◆ **AIM**:
Go through the entries below and print each one exactly, leaving out pictures.

Stored dataset items:
___

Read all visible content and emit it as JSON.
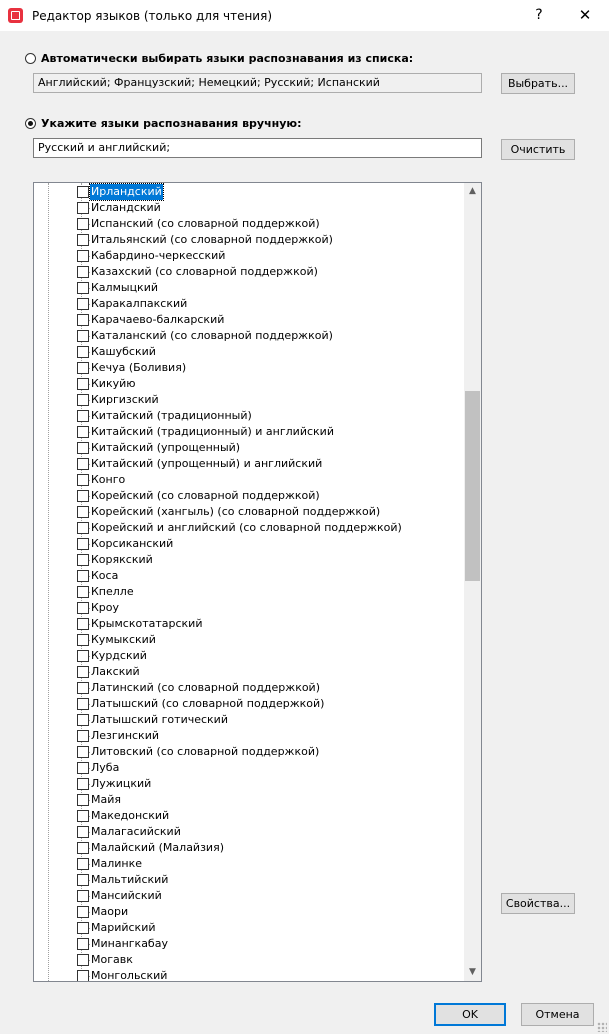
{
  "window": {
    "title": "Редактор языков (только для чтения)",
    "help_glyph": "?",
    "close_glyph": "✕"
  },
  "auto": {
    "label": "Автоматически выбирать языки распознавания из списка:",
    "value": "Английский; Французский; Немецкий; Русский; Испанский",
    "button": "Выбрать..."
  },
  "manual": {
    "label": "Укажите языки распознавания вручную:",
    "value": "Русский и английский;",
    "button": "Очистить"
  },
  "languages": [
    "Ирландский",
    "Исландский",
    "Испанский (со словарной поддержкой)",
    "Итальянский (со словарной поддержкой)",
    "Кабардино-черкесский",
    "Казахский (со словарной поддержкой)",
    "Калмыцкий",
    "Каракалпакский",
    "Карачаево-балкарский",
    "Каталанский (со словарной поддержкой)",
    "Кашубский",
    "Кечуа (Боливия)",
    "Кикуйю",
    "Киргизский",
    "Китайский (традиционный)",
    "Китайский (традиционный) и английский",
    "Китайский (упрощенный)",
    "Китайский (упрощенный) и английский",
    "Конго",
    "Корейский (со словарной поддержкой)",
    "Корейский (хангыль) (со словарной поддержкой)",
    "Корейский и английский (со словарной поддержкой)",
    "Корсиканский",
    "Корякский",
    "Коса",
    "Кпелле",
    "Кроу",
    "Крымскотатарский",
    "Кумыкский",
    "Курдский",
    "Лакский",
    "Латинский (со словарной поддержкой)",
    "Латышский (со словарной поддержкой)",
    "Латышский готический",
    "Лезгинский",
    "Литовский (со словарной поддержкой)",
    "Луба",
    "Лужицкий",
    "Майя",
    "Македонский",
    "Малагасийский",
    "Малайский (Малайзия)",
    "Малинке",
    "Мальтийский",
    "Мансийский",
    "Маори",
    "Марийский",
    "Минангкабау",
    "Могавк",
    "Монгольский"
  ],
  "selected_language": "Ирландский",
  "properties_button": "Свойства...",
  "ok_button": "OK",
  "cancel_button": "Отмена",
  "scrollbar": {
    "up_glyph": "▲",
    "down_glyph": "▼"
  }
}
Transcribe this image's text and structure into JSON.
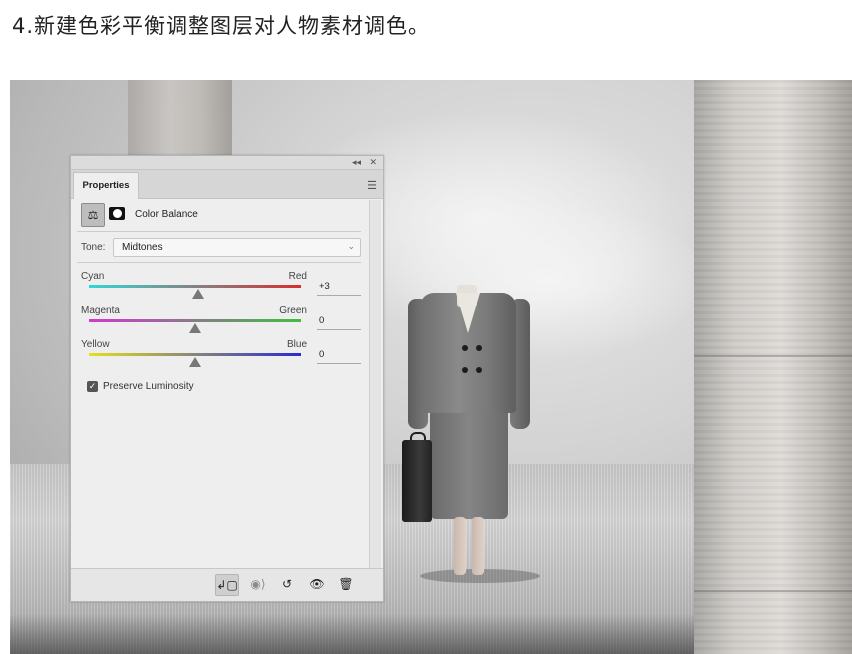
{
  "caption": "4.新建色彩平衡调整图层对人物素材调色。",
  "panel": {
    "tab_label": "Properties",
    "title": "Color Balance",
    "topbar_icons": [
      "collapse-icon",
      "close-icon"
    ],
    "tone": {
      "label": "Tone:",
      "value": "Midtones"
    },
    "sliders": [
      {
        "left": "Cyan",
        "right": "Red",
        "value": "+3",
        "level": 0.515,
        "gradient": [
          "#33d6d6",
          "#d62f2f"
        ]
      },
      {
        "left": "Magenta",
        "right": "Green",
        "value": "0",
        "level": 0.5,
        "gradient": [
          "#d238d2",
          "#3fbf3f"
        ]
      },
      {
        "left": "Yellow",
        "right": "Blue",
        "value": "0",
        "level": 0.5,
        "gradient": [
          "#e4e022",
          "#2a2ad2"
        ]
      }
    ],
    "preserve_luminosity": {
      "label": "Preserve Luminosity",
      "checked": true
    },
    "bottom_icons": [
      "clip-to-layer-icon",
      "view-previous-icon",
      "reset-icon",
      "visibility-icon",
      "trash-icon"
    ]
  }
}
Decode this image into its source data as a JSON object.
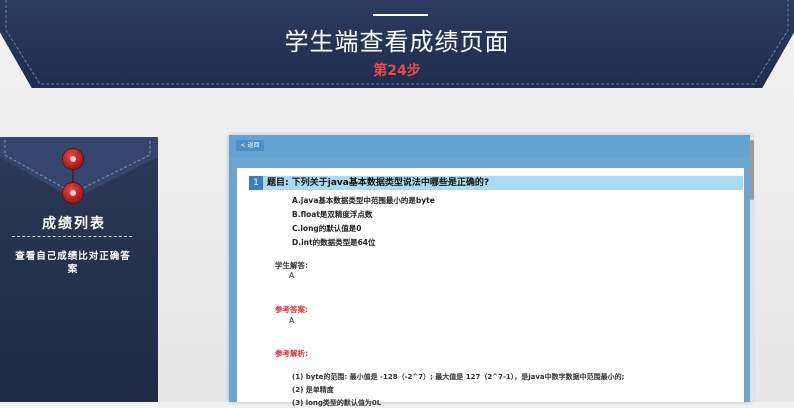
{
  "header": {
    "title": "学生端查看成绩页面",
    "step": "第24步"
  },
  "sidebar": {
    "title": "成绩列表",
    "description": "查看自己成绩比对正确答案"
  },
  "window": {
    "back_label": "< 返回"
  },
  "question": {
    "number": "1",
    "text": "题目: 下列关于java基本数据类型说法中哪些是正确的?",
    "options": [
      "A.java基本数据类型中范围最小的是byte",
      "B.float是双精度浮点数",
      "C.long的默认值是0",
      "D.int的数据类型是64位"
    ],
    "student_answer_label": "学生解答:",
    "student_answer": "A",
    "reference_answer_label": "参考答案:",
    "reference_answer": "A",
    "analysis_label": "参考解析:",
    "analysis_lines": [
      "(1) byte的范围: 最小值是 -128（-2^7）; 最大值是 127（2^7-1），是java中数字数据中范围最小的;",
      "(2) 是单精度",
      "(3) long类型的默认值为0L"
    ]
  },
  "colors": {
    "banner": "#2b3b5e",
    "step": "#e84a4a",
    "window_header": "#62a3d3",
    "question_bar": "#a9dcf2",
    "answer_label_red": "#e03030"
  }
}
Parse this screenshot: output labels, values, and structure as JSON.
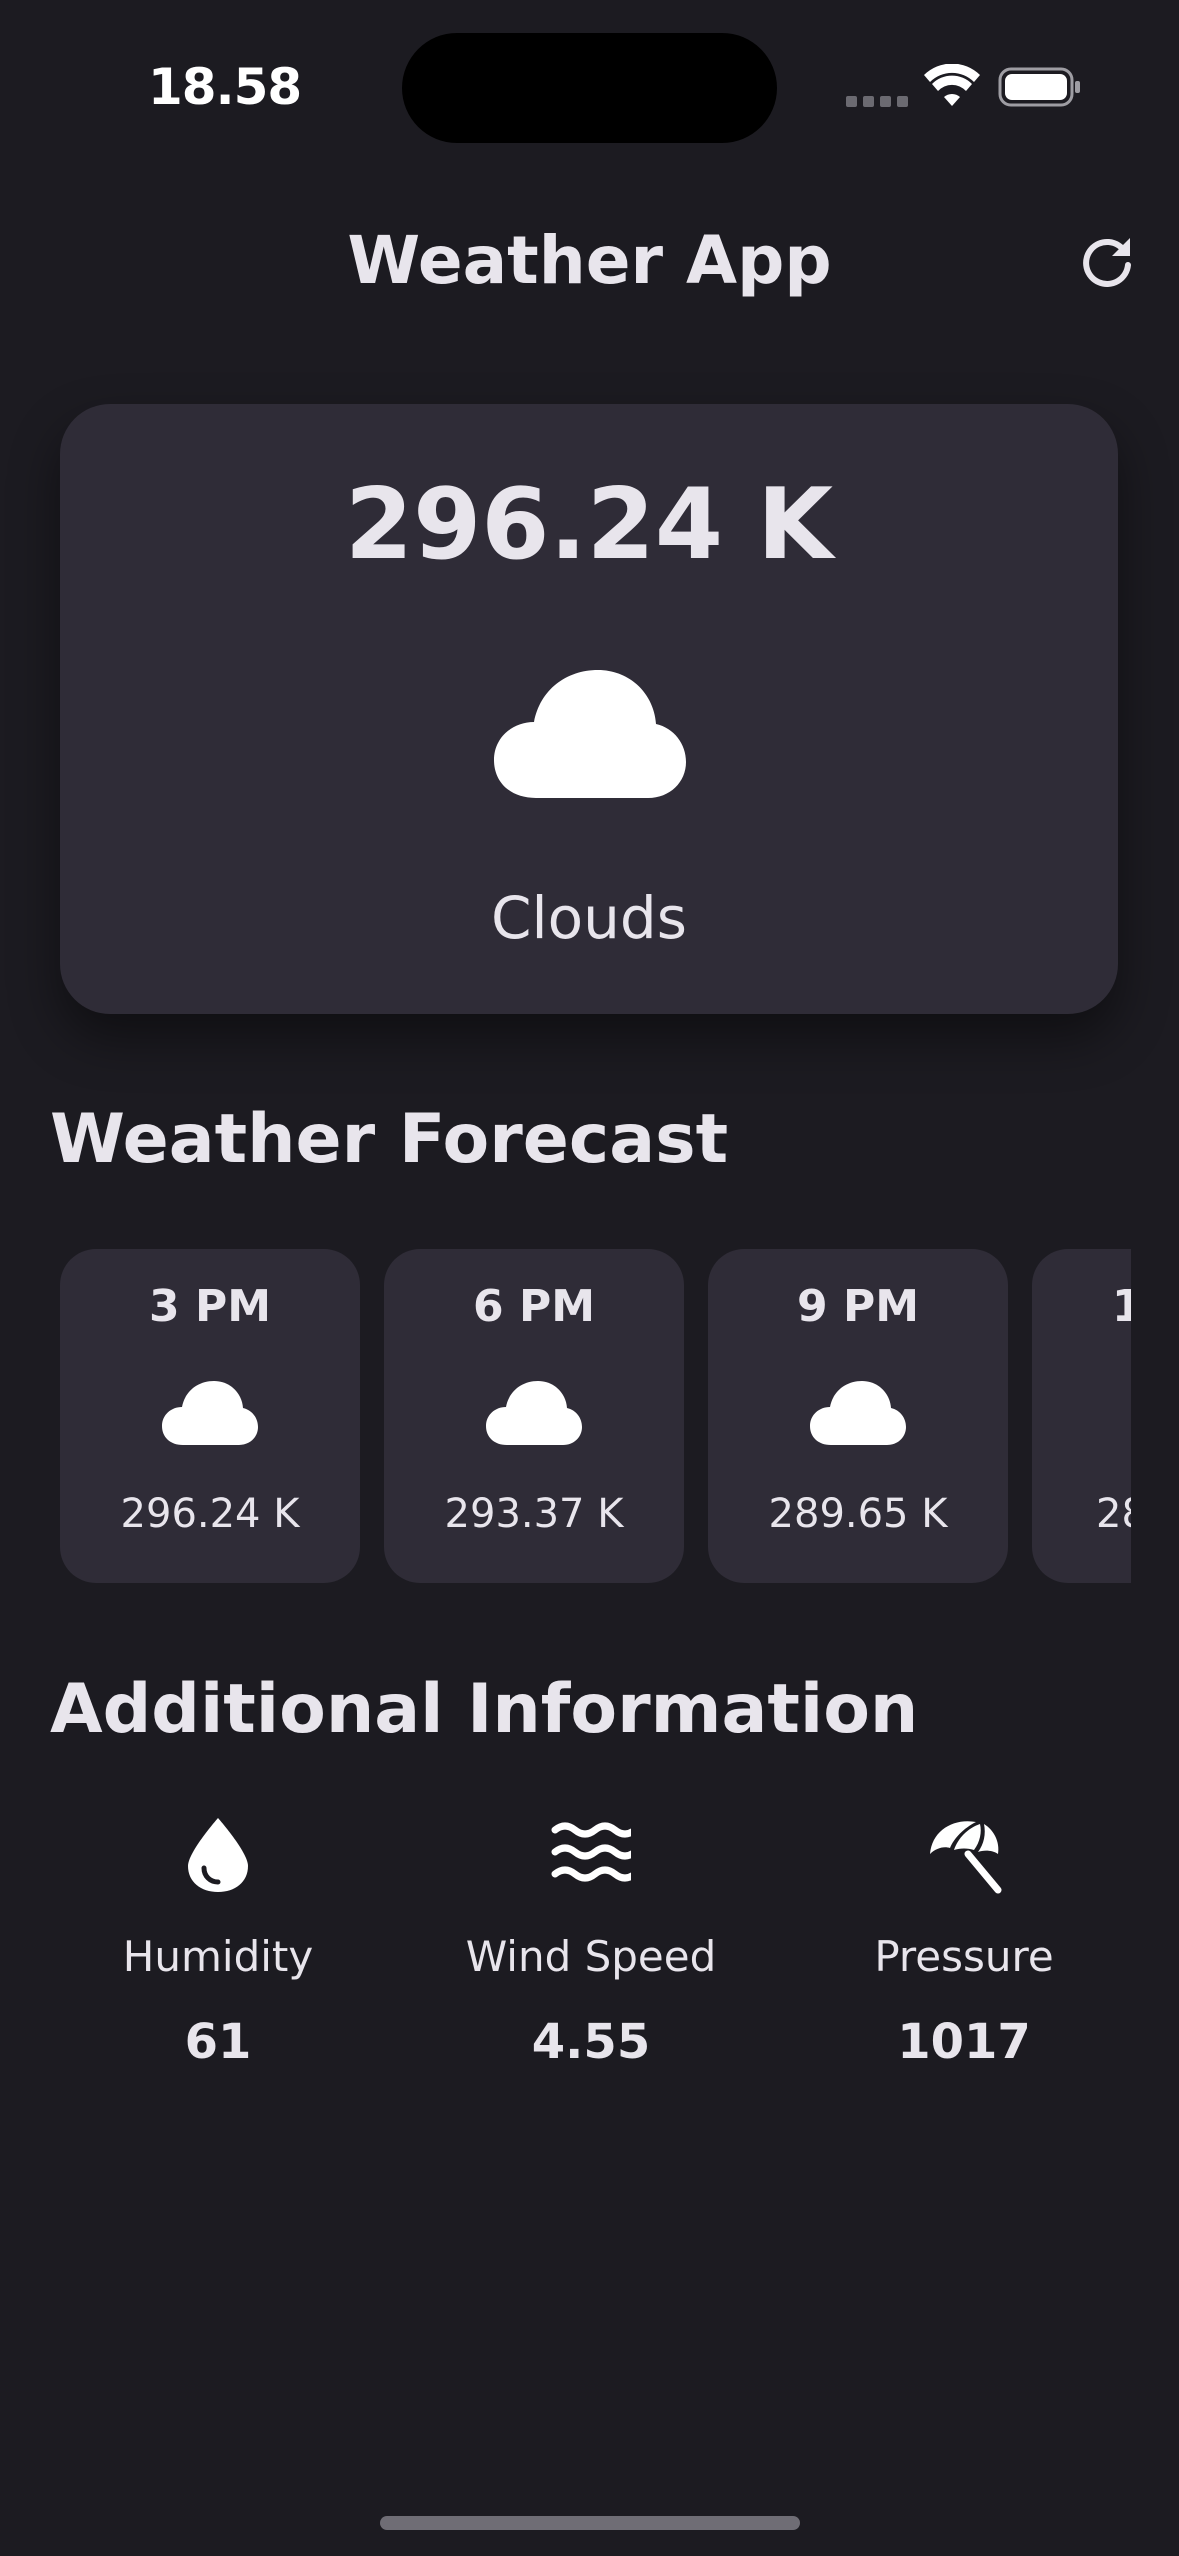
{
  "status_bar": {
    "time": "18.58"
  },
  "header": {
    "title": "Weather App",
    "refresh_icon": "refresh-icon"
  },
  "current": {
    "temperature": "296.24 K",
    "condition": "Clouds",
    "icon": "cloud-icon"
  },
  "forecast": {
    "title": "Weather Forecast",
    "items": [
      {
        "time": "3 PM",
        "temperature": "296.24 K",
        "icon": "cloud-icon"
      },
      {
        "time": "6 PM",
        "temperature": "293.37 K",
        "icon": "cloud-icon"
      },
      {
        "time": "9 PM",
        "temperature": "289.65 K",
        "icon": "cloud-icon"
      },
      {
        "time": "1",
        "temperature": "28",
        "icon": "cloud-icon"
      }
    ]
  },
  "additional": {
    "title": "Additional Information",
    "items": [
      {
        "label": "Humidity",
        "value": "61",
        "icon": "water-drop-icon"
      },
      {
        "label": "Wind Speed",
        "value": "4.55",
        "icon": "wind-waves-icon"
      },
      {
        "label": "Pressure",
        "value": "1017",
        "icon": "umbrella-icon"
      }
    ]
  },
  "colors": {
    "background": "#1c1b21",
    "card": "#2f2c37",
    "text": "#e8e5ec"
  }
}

___

◆ **RESPONSE TO THIS EXERCISE**:
Read all visible content and emit it as JSON.
{
  "window": {
    "title": "Редактор языков (только для чтения)",
    "help_glyph": "?",
    "close_glyph": "✕"
  },
  "auto": {
    "label": "Автоматически выбирать языки распознавания из списка:",
    "value": "Английский; Французский; Немецкий; Русский; Испанский",
    "button": "Выбрать..."
  },
  "manual": {
    "label": "Укажите языки распознавания вручную:",
    "value": "Русский и английский;",
    "button": "Очистить"
  },
  "languages": [
    "Ирландский",
    "Исландский",
    "Испанский (со словарной поддержкой)",
    "Итальянский (со словарной поддержкой)",
    "Кабардино-черкесский",
    "Казахский (со словарной поддержкой)",
    "Калмыцкий",
    "Каракалпакский",
    "Карачаево-балкарский",
    "Каталанский (со словарной поддержкой)",
    "Кашубский",
    "Кечуа (Боливия)",
    "Кикуйю",
    "Киргизский",
    "Китайский (традиционный)",
    "Китайский (традиционный) и английский",
    "Китайский (упрощенный)",
    "Китайский (упрощенный) и английский",
    "Конго",
    "Корейский (со словарной поддержкой)",
    "Корейский (хангыль) (со словарной поддержкой)",
    "Корейский и английский (со словарной поддержкой)",
    "Корсиканский",
    "Корякский",
    "Коса",
    "Кпелле",
    "Кроу",
    "Крымскотатарский",
    "Кумыкский",
    "Курдский",
    "Лакский",
    "Латинский (со словарной поддержкой)",
    "Латышский (со словарной поддержкой)",
    "Латышский готический",
    "Лезгинский",
    "Литовский (со словарной поддержкой)",
    "Луба",
    "Лужицкий",
    "Майя",
    "Македонский",
    "Малагасийский",
    "Малайский (Малайзия)",
    "Малинке",
    "Мальтийский",
    "Мансийский",
    "Маори",
    "Марийский",
    "Минангкабау",
    "Могавк",
    "Монгольский"
  ],
  "selected_language": "Ирландский",
  "properties_button": "Свойства...",
  "ok_button": "OK",
  "cancel_button": "Отмена",
  "scrollbar": {
    "up_glyph": "▲",
    "down_glyph": "▼"
  }
}
Transcribe this image's text and structure into JSON.
{
  "caption": "4.新建色彩平衡调整图层对人物素材调色。",
  "panel": {
    "tab_label": "Properties",
    "title": "Color Balance",
    "topbar_icons": [
      "collapse-icon",
      "close-icon"
    ],
    "tone": {
      "label": "Tone:",
      "value": "Midtones"
    },
    "sliders": [
      {
        "left": "Cyan",
        "right": "Red",
        "value": "+3",
        "level": 0.515,
        "gradient": [
          "#33d6d6",
          "#d62f2f"
        ]
      },
      {
        "left": "Magenta",
        "right": "Green",
        "value": "0",
        "level": 0.5,
        "gradient": [
          "#d238d2",
          "#3fbf3f"
        ]
      },
      {
        "left": "Yellow",
        "right": "Blue",
        "value": "0",
        "level": 0.5,
        "gradient": [
          "#e4e022",
          "#2a2ad2"
        ]
      }
    ],
    "preserve_luminosity": {
      "label": "Preserve Luminosity",
      "checked": true
    },
    "bottom_icons": [
      "clip-to-layer-icon",
      "view-previous-icon",
      "reset-icon",
      "visibility-icon",
      "trash-icon"
    ]
  }
}
Decode this image into its source data as a JSON object.
{
  "header": {
    "title": "学生端查看成绩页面",
    "step": "第24步"
  },
  "sidebar": {
    "title": "成绩列表",
    "description": "查看自己成绩比对正确答案"
  },
  "window": {
    "back_label": "< 返回"
  },
  "question": {
    "number": "1",
    "text": "题目: 下列关于java基本数据类型说法中哪些是正确的?",
    "options": [
      "A.java基本数据类型中范围最小的是byte",
      "B.float是双精度浮点数",
      "C.long的默认值是0",
      "D.int的数据类型是64位"
    ],
    "student_answer_label": "学生解答:",
    "student_answer": "A",
    "reference_answer_label": "参考答案:",
    "reference_answer": "A",
    "analysis_label": "参考解析:",
    "analysis_lines": [
      "(1) byte的范围: 最小值是 -128（-2^7）; 最大值是 127（2^7-1），是java中数字数据中范围最小的;",
      "(2) 是单精度",
      "(3) long类型的默认值为0L"
    ]
  },
  "colors": {
    "banner": "#2b3b5e",
    "step": "#e84a4a",
    "window_header": "#62a3d3",
    "question_bar": "#a9dcf2",
    "answer_label_red": "#e03030"
  }
}
Parse this screenshot: output labels, values, and structure as JSON.
{
  "status_bar": {
    "time": "18.58"
  },
  "header": {
    "title": "Weather App",
    "refresh_icon": "refresh-icon"
  },
  "current": {
    "temperature": "296.24 K",
    "condition": "Clouds",
    "icon": "cloud-icon"
  },
  "forecast": {
    "title": "Weather Forecast",
    "items": [
      {
        "time": "3 PM",
        "temperature": "296.24 K",
        "icon": "cloud-icon"
      },
      {
        "time": "6 PM",
        "temperature": "293.37 K",
        "icon": "cloud-icon"
      },
      {
        "time": "9 PM",
        "temperature": "289.65 K",
        "icon": "cloud-icon"
      },
      {
        "time": "1",
        "temperature": "28",
        "icon": "cloud-icon"
      }
    ]
  },
  "additional": {
    "title": "Additional Information",
    "items": [
      {
        "label": "Humidity",
        "value": "61",
        "icon": "water-drop-icon"
      },
      {
        "label": "Wind Speed",
        "value": "4.55",
        "icon": "wind-waves-icon"
      },
      {
        "label": "Pressure",
        "value": "1017",
        "icon": "umbrella-icon"
      }
    ]
  },
  "colors": {
    "background": "#1c1b21",
    "card": "#2f2c37",
    "text": "#e8e5ec"
  }
}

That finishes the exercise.